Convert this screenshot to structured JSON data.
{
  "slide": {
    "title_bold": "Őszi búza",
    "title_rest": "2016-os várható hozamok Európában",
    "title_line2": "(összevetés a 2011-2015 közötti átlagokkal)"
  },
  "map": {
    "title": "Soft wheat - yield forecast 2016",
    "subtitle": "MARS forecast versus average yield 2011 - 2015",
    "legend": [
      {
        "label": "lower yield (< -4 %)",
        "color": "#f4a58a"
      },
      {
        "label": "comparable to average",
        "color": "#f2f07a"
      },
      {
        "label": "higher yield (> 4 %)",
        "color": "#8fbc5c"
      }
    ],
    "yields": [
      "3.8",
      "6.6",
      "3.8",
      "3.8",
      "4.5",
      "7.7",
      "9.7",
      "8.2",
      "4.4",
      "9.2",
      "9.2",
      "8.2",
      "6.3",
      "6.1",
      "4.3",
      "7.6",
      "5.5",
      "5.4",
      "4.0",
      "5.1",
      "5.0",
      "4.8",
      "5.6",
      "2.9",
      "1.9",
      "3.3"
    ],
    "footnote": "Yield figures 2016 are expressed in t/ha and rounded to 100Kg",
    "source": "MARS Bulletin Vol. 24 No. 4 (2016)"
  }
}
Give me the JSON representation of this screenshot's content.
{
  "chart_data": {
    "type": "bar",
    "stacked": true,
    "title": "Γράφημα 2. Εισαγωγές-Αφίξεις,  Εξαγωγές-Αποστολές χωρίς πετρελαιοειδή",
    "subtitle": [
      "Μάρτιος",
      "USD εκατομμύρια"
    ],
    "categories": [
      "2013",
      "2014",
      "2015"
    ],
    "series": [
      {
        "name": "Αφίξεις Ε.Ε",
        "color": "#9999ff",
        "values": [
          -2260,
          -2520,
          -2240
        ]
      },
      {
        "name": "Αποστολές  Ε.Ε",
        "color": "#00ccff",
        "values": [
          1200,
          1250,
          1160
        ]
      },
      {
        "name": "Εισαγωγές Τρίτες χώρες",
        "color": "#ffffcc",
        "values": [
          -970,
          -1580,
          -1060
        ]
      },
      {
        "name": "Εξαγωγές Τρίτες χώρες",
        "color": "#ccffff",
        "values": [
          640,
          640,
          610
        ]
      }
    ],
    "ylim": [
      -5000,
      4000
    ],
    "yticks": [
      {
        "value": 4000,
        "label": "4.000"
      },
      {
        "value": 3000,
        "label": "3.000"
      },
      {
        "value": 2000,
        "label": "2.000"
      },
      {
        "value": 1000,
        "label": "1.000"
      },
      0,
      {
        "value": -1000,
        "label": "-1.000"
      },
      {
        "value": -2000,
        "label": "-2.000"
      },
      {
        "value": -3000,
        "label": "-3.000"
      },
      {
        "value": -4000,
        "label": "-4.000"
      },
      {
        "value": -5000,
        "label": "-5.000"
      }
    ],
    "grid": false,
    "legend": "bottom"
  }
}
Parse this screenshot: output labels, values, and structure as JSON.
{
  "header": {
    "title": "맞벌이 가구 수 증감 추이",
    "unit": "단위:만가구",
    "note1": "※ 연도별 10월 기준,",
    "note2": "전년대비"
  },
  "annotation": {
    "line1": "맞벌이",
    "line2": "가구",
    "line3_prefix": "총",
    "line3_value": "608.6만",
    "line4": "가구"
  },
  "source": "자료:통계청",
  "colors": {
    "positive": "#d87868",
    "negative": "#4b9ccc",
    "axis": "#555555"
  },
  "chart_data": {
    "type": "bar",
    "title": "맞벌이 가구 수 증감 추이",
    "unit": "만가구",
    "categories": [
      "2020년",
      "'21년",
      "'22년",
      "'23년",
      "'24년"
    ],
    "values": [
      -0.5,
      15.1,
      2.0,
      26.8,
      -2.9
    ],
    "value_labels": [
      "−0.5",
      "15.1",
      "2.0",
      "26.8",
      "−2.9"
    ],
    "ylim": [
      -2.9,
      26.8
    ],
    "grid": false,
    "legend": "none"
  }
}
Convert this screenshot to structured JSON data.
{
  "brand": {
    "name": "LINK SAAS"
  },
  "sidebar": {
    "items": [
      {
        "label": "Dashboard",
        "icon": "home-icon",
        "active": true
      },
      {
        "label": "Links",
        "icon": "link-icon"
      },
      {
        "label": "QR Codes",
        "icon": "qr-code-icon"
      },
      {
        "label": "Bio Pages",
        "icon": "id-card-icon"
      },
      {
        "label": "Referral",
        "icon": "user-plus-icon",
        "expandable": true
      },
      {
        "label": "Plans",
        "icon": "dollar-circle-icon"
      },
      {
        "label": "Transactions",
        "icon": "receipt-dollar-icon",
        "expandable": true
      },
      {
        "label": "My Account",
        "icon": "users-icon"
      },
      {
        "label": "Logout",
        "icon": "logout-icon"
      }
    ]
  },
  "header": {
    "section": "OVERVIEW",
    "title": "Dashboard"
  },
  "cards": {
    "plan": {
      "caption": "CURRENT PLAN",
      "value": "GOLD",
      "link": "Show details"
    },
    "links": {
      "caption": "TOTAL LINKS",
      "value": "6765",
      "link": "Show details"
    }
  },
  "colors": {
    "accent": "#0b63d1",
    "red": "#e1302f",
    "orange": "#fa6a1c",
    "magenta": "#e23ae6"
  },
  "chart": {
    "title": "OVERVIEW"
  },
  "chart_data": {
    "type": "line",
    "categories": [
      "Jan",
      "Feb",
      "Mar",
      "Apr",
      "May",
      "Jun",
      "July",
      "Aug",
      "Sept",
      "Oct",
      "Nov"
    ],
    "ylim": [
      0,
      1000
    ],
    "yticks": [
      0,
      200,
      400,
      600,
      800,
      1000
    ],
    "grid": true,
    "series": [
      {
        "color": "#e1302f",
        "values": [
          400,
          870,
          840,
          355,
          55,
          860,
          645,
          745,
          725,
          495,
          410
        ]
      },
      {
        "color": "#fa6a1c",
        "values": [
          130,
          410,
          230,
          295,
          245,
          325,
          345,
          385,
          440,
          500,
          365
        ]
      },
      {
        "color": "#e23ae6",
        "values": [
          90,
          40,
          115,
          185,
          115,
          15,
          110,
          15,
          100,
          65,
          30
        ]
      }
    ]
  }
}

○ ○ ○

*Work to do*: Repeat the entries above exactly, leaving nothing out.

*Exercise output*:
Convert this screenshot to structured JSON data.
{
  "slide": {
    "title_bold": "Őszi búza",
    "title_rest": "2016-os várható hozamok Európában",
    "title_line2": "(összevetés a 2011-2015 közötti átlagokkal)"
  },
  "map": {
    "title": "Soft wheat - yield forecast 2016",
    "subtitle": "MARS forecast versus average yield 2011 - 2015",
    "legend": [
      {
        "label": "lower yield (< -4 %)",
        "color": "#f4a58a"
      },
      {
        "label": "comparable to average",
        "color": "#f2f07a"
      },
      {
        "label": "higher yield (> 4 %)",
        "color": "#8fbc5c"
      }
    ],
    "yields": [
      "3.8",
      "6.6",
      "3.8",
      "3.8",
      "4.5",
      "7.7",
      "9.7",
      "8.2",
      "4.4",
      "9.2",
      "9.2",
      "8.2",
      "6.3",
      "6.1",
      "4.3",
      "7.6",
      "5.5",
      "5.4",
      "4.0",
      "5.1",
      "5.0",
      "4.8",
      "5.6",
      "2.9",
      "1.9",
      "3.3"
    ],
    "footnote": "Yield figures 2016 are expressed in t/ha and rounded to 100Kg",
    "source": "MARS Bulletin Vol. 24 No. 4 (2016)"
  }
}
Give me the JSON representation of this screenshot's content.
{
  "chart_data": {
    "type": "bar",
    "stacked": true,
    "title": "Γράφημα 2. Εισαγωγές-Αφίξεις,  Εξαγωγές-Αποστολές χωρίς πετρελαιοειδή",
    "subtitle": [
      "Μάρτιος",
      "USD εκατομμύρια"
    ],
    "categories": [
      "2013",
      "2014",
      "2015"
    ],
    "series": [
      {
        "name": "Αφίξεις Ε.Ε",
        "color": "#9999ff",
        "values": [
          -2260,
          -2520,
          -2240
        ]
      },
      {
        "name": "Αποστολές  Ε.Ε",
        "color": "#00ccff",
        "values": [
          1200,
          1250,
          1160
        ]
      },
      {
        "name": "Εισαγωγές Τρίτες χώρες",
        "color": "#ffffcc",
        "values": [
          -970,
          -1580,
          -1060
        ]
      },
      {
        "name": "Εξαγωγές Τρίτες χώρες",
        "color": "#ccffff",
        "values": [
          640,
          640,
          610
        ]
      }
    ],
    "ylim": [
      -5000,
      4000
    ],
    "yticks": [
      {
        "value": 4000,
        "label": "4.000"
      },
      {
        "value": 3000,
        "label": "3.000"
      },
      {
        "value": 2000,
        "label": "2.000"
      },
      {
        "value": 1000,
        "label": "1.000"
      },
      0,
      {
        "value": -1000,
        "label": "-1.000"
      },
      {
        "value": -2000,
        "label": "-2.000"
      },
      {
        "value": -3000,
        "label": "-3.000"
      },
      {
        "value": -4000,
        "label": "-4.000"
      },
      {
        "value": -5000,
        "label": "-5.000"
      }
    ],
    "grid": false,
    "legend": "bottom"
  }
}
Parse this screenshot: output labels, values, and structure as JSON.
{
  "header": {
    "title": "맞벌이 가구 수 증감 추이",
    "unit": "단위:만가구",
    "note1": "※ 연도별 10월 기준,",
    "note2": "전년대비"
  },
  "annotation": {
    "line1": "맞벌이",
    "line2": "가구",
    "line3_prefix": "총",
    "line3_value": "608.6만",
    "line4": "가구"
  },
  "source": "자료:통계청",
  "colors": {
    "positive": "#d87868",
    "negative": "#4b9ccc",
    "axis": "#555555"
  },
  "chart_data": {
    "type": "bar",
    "title": "맞벌이 가구 수 증감 추이",
    "unit": "만가구",
    "categories": [
      "2020년",
      "'21년",
      "'22년",
      "'23년",
      "'24년"
    ],
    "values": [
      -0.5,
      15.1,
      2.0,
      26.8,
      -2.9
    ],
    "value_labels": [
      "−0.5",
      "15.1",
      "2.0",
      "26.8",
      "−2.9"
    ],
    "ylim": [
      -2.9,
      26.8
    ],
    "grid": false,
    "legend": "none"
  }
}
Convert this screenshot to structured JSON data.
{
  "brand": {
    "name": "LINK SAAS"
  },
  "sidebar": {
    "items": [
      {
        "label": "Dashboard",
        "icon": "home-icon",
        "active": true
      },
      {
        "label": "Links",
        "icon": "link-icon"
      },
      {
        "label": "QR Codes",
        "icon": "qr-code-icon"
      },
      {
        "label": "Bio Pages",
        "icon": "id-card-icon"
      },
      {
        "label": "Referral",
        "icon": "user-plus-icon",
        "expandable": true
      },
      {
        "label": "Plans",
        "icon": "dollar-circle-icon"
      },
      {
        "label": "Transactions",
        "icon": "receipt-dollar-icon",
        "expandable": true
      },
      {
        "label": "My Account",
        "icon": "users-icon"
      },
      {
        "label": "Logout",
        "icon": "logout-icon"
      }
    ]
  },
  "header": {
    "section": "OVERVIEW",
    "title": "Dashboard"
  },
  "cards": {
    "plan": {
      "caption": "CURRENT PLAN",
      "value": "GOLD",
      "link": "Show details"
    },
    "links": {
      "caption": "TOTAL LINKS",
      "value": "6765",
      "link": "Show details"
    }
  },
  "colors": {
    "accent": "#0b63d1",
    "red": "#e1302f",
    "orange": "#fa6a1c",
    "magenta": "#e23ae6"
  },
  "chart": {
    "title": "OVERVIEW"
  },
  "chart_data": {
    "type": "line",
    "categories": [
      "Jan",
      "Feb",
      "Mar",
      "Apr",
      "May",
      "Jun",
      "July",
      "Aug",
      "Sept",
      "Oct",
      "Nov"
    ],
    "ylim": [
      0,
      1000
    ],
    "yticks": [
      0,
      200,
      400,
      600,
      800,
      1000
    ],
    "grid": true,
    "series": [
      {
        "color": "#e1302f",
        "values": [
          400,
          870,
          840,
          355,
          55,
          860,
          645,
          745,
          725,
          495,
          410
        ]
      },
      {
        "color": "#fa6a1c",
        "values": [
          130,
          410,
          230,
          295,
          245,
          325,
          345,
          385,
          440,
          500,
          365
        ]
      },
      {
        "color": "#e23ae6",
        "values": [
          90,
          40,
          115,
          185,
          115,
          15,
          110,
          15,
          100,
          65,
          30
        ]
      }
    ]
  }
}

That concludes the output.